--- Begin ---

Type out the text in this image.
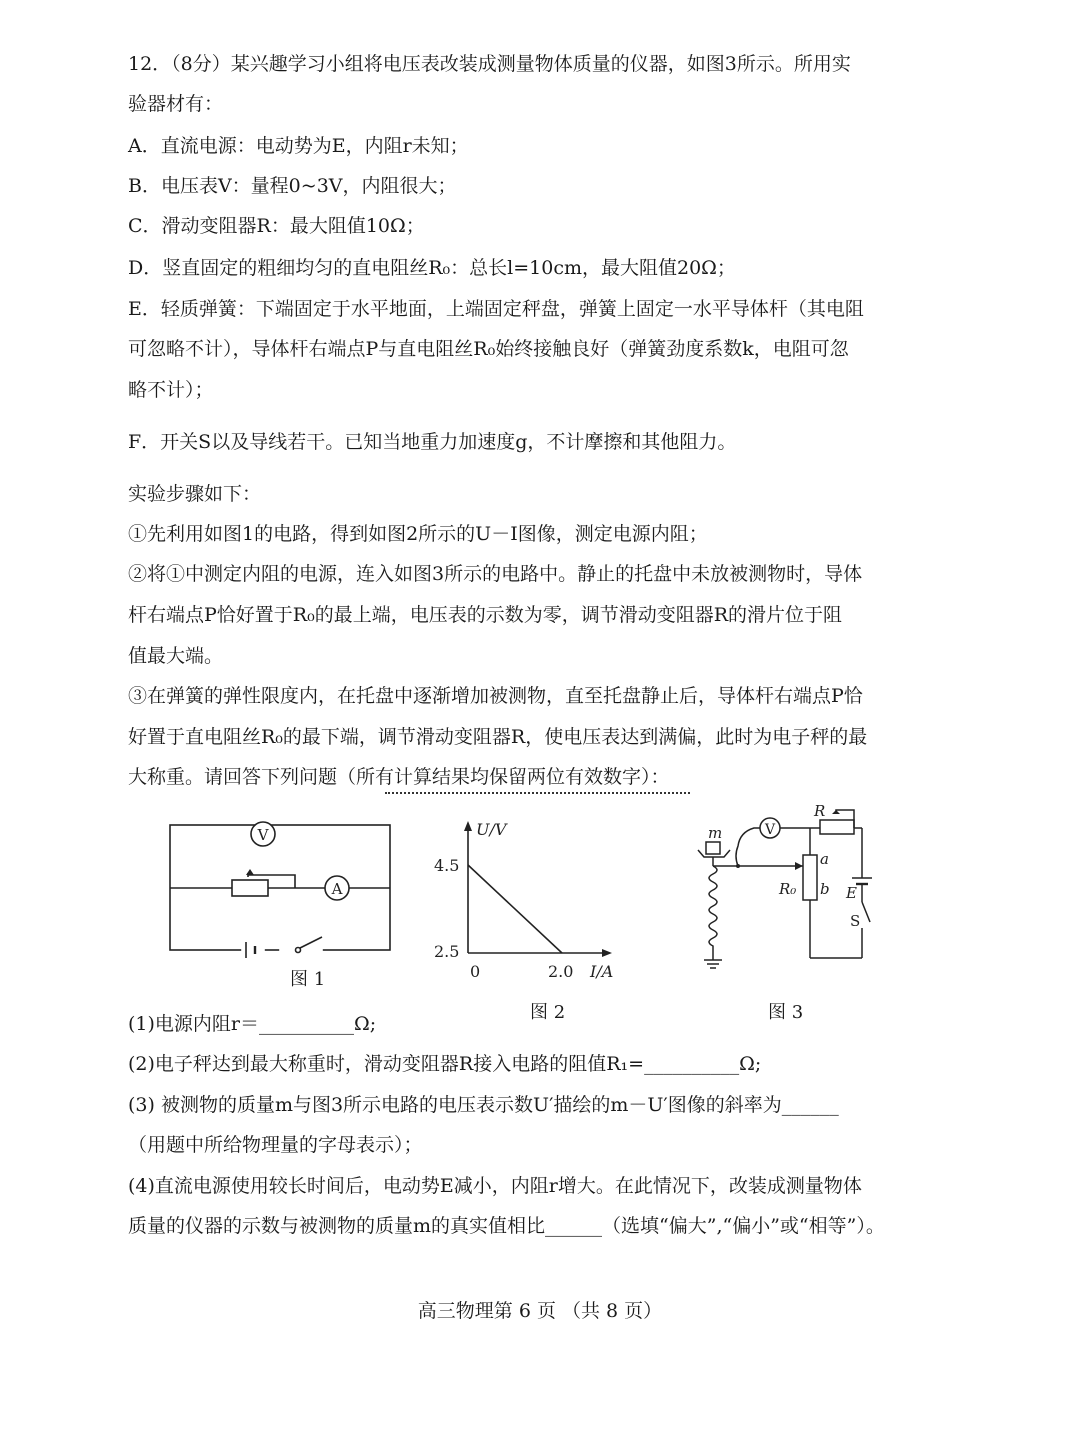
12．（8分）某兴趣学习小组将电压表改装成测量物体质量的仪器，如图3所示。所用实
验器材有：
A．直流电源：电动势为E，内阻r未知；
B．电压表V：量程0~3V，内阻很大；
C．滑动变阻器R：最大阻值10Ω；
D．竖直固定的粗细均匀的直电阻丝R₀：总长l=10cm，最大阻值20Ω；
E．轻质弹簧：下端固定于水平地面，上端固定秤盘，弹簧上固定一水平导体杆（其电阻
可忽略不计），导体杆右端点P与直电阻丝R₀始终接触良好（弹簧劲度系数k，电阻可忽
略不计）；
F．开关S以及导线若干。已知当地重力加速度g，不计摩擦和其他阻力。
实验步骤如下：
①先利用如图1的电路，得到如图2所示的U－I图像，测定电源内阻；
②将①中测定内阻的电源，连入如图3所示的电路中。静止的托盘中未放被测物时，导体
杆右端点P恰好置于R₀的最上端，电压表的示数为零，调节滑动变阻器R的滑片位于阻
值最大端。
③在弹簧的弹性限度内，在托盘中逐渐增加被测物，直至托盘静止后，导体杆右端点P恰
好置于直电阻丝R₀的最下端，调节滑动变阻器R，使电压表达到满偏，此时为电子秤的最
大称重。请回答下列问题（所有计算结果均保留两位有效数字）：
V
A
图 1
U/V
4.5
2.5
0	2.0 I/A
图 2
m	V
R
a
b
R₀	E
S
图 3
(1)电源内阻r＝__________Ω;
(2)电子秤达到最大称重时，滑动变阻器R接入电路的阻值R₁=__________Ω;
(3) 被测物的质量m与图3所示电路的电压表示数U′描绘的m－U′图像的斜率为______
（用题中所给物理量的字母表示）；
(4)直流电源使用较长时间后，电动势E减小，内阻r增大。在此情况下，改装成测量物体
质量的仪器的示数与被测物的质量m的真实值相比______（选填“偏大”,“偏小”或“相等”）。
高三物理第 6 页 （共 8 页）
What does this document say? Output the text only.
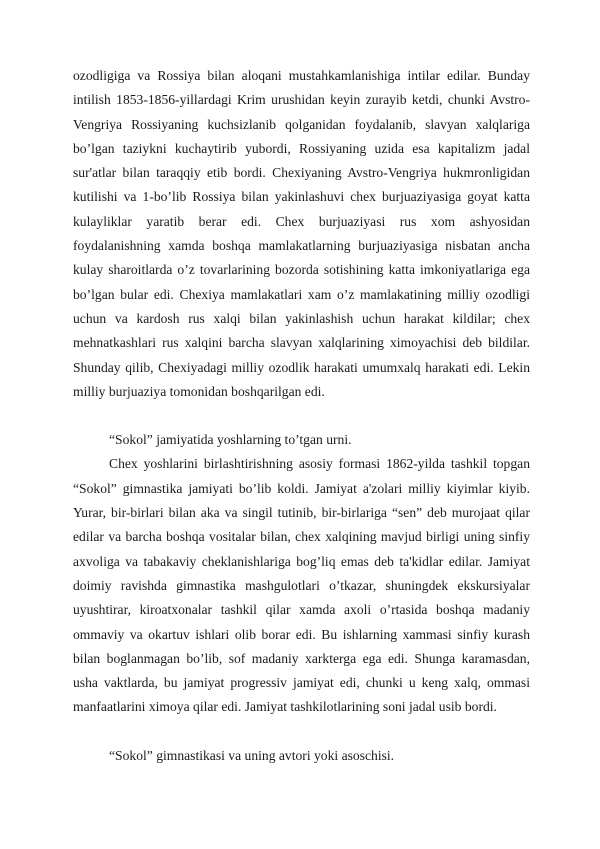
ozodligiga va Rossiya bilan aloqani mustahkamlanishiga intilar edilar. Bunday intilish 1853-1856-yillardagi Krim urushidan keyin zurayib ketdi, chunki Avstro-Vengriya Rossiyaning kuchsizlanib qolganidan foydalanib, slavyan xalqlariga bo’lgan taziykni kuchaytirib yubordi, Rossiyaning uzida esa kapitalizm jadal sur'atlar bilan taraqqiy etib bordi. Chexiyaning Avstro-Vengriya hukmronligidan kutilishi va 1-bo’lib Rossiya bilan yakinlashuvi chex burjuaziyasiga goyat katta kulayliklar yaratib berar edi. Chex burjuaziyasi rus xom ashyosidan foydalanishning xamda boshqa mamlakatlarning burjuaziyasiga nisbatan ancha kulay sharoitlarda o’z tovarlarining bozorda sotishining katta imkoniyatlariga ega bo’lgan bular edi. Chexiya mamlakatlari xam o’z mamlakatining milliy ozodligi uchun va kardosh rus xalqi bilan yakinlashish uchun harakat kildilar; chex mehnatkashlari rus xalqini barcha slavyan xalqlarining ximoyachisi deb bildilar. Shunday qilib, Chexiyadagi milliy ozodlik harakati umumxalq harakati edi. Lekin milliy burjuaziya tomonidan boshqarilgan edi.

“Sokol” jamiyatida yoshlarning to’tgan urni.

Chex yoshlarini birlashtirishning asosiy formasi 1862-yilda tashkil topgan “Sokol” gimnastika jamiyati bo’lib koldi. Jamiyat a'zolari milliy kiyimlar kiyib. Yurar, bir-birlari bilan aka va singil tutinib, bir-birlariga “sen” deb murojaat qilar edilar va barcha boshqa vositalar bilan, chex xalqining mavjud birligi uning sinfiy axvoliga va tabakaviy cheklanishlariga bog’liq emas deb ta'kidlar edilar. Jamiyat doimiy ravishda gimnastika mashgulotlari o’tkazar, shuningdek ekskursiyalar uyushtirar, kiroatxonalar tashkil qilar xamda axoli o’rtasida boshqa madaniy ommaviy va okartuv ishlari olib borar edi. Bu ishlarning xammasi sinfiy kurash bilan boglanmagan bo’lib, sof madaniy xarkterga ega edi. Shunga karamasdan, usha vaktlarda, bu jamiyat progressiv jamiyat edi, chunki u keng xalq, ommasi manfaatlarini ximoya qilar edi. Jamiyat tashkilotlarining soni jadal usib bordi.

“Sokol” gimnastikasi va uning avtori yoki asoschisi.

--- End ---

▶ **What you have to do**
In your copy of the listing above, reproduce each line exactly and omit all pictures.

▶ **Answer to the problem**
Type out the text in this image.
12．（8分）某兴趣学习小组将电压表改装成测量物体质量的仪器，如图3所示。所用实
验器材有：
A．直流电源：电动势为E，内阻r未知；
B．电压表V：量程0~3V，内阻很大；
C．滑动变阻器R：最大阻值10Ω；
D．竖直固定的粗细均匀的直电阻丝R₀：总长l=10cm，最大阻值20Ω；
E．轻质弹簧：下端固定于水平地面，上端固定秤盘，弹簧上固定一水平导体杆（其电阻
可忽略不计），导体杆右端点P与直电阻丝R₀始终接触良好（弹簧劲度系数k，电阻可忽
略不计）；
F．开关S以及导线若干。已知当地重力加速度g，不计摩擦和其他阻力。
实验步骤如下：
①先利用如图1的电路，得到如图2所示的U－I图像，测定电源内阻；
②将①中测定内阻的电源，连入如图3所示的电路中。静止的托盘中未放被测物时，导体
杆右端点P恰好置于R₀的最上端，电压表的示数为零，调节滑动变阻器R的滑片位于阻
值最大端。
③在弹簧的弹性限度内，在托盘中逐渐增加被测物，直至托盘静止后，导体杆右端点P恰
好置于直电阻丝R₀的最下端，调节滑动变阻器R，使电压表达到满偏，此时为电子秤的最
大称重。请回答下列问题（所有计算结果均保留两位有效数字）：
V
A
图 1
U/V
4.5
2.5
0	2.0 I/A
图 2
m	V
R
a
b
R₀	E
S
图 3
(1)电源内阻r＝__________Ω;
(2)电子秤达到最大称重时，滑动变阻器R接入电路的阻值R₁=__________Ω;
(3) 被测物的质量m与图3所示电路的电压表示数U′描绘的m－U′图像的斜率为______
（用题中所给物理量的字母表示）；
(4)直流电源使用较长时间后，电动势E减小，内阻r增大。在此情况下，改装成测量物体
质量的仪器的示数与被测物的质量m的真实值相比______（选填“偏大”,“偏小”或“相等”）。
高三物理第 6 页 （共 8 页）
What does this document say? Output the text only.
ozodligiga va Rossiya bilan aloqani mustahkamlanishiga intilar edilar. Bunday intilish 1853-1856-yillardagi Krim urushidan keyin zurayib ketdi, chunki Avstro-Vengriya Rossiyaning kuchsizlanib qolganidan foydalanib, slavyan xalqlariga bo’lgan taziykni kuchaytirib yubordi, Rossiyaning uzida esa kapitalizm jadal sur'atlar bilan taraqqiy etib bordi. Chexiyaning Avstro-Vengriya hukmronligidan kutilishi va 1-bo’lib Rossiya bilan yakinlashuvi chex burjuaziyasiga goyat katta kulayliklar yaratib berar edi. Chex burjuaziyasi rus xom ashyosidan foydalanishning xamda boshqa mamlakatlarning burjuaziyasiga nisbatan ancha kulay sharoitlarda o’z tovarlarining bozorda sotishining katta imkoniyatlariga ega bo’lgan bular edi. Chexiya mamlakatlari xam o’z mamlakatining milliy ozodligi uchun va kardosh rus xalqi bilan yakinlashish uchun harakat kildilar; chex mehnatkashlari rus xalqini barcha slavyan xalqlarining ximoyachisi deb bildilar. Shunday qilib, Chexiyadagi milliy ozodlik harakati umumxalq harakati edi. Lekin milliy burjuaziya tomonidan boshqarilgan edi.

“Sokol” jamiyatida yoshlarning to’tgan urni.

Chex yoshlarini birlashtirishning asosiy formasi 1862-yilda tashkil topgan “Sokol” gimnastika jamiyati bo’lib koldi. Jamiyat a'zolari milliy kiyimlar kiyib. Yurar, bir-birlari bilan aka va singil tutinib, bir-birlariga “sen” deb murojaat qilar edilar va barcha boshqa vositalar bilan, chex xalqining mavjud birligi uning sinfiy axvoliga va tabakaviy cheklanishlariga bog’liq emas deb ta'kidlar edilar. Jamiyat doimiy ravishda gimnastika mashgulotlari o’tkazar, shuningdek ekskursiyalar uyushtirar, kiroatxonalar tashkil qilar xamda axoli o’rtasida boshqa madaniy ommaviy va okartuv ishlari olib borar edi. Bu ishlarning xammasi sinfiy kurash bilan boglanmagan bo’lib, sof madaniy xarkterga ega edi. Shunga karamasdan, usha vaktlarda, bu jamiyat progressiv jamiyat edi, chunki u keng xalq, ommasi manfaatlarini ximoya qilar edi. Jamiyat tashkilotlarining soni jadal usib bordi.

“Sokol” gimnastikasi va uning avtori yoki asoschisi.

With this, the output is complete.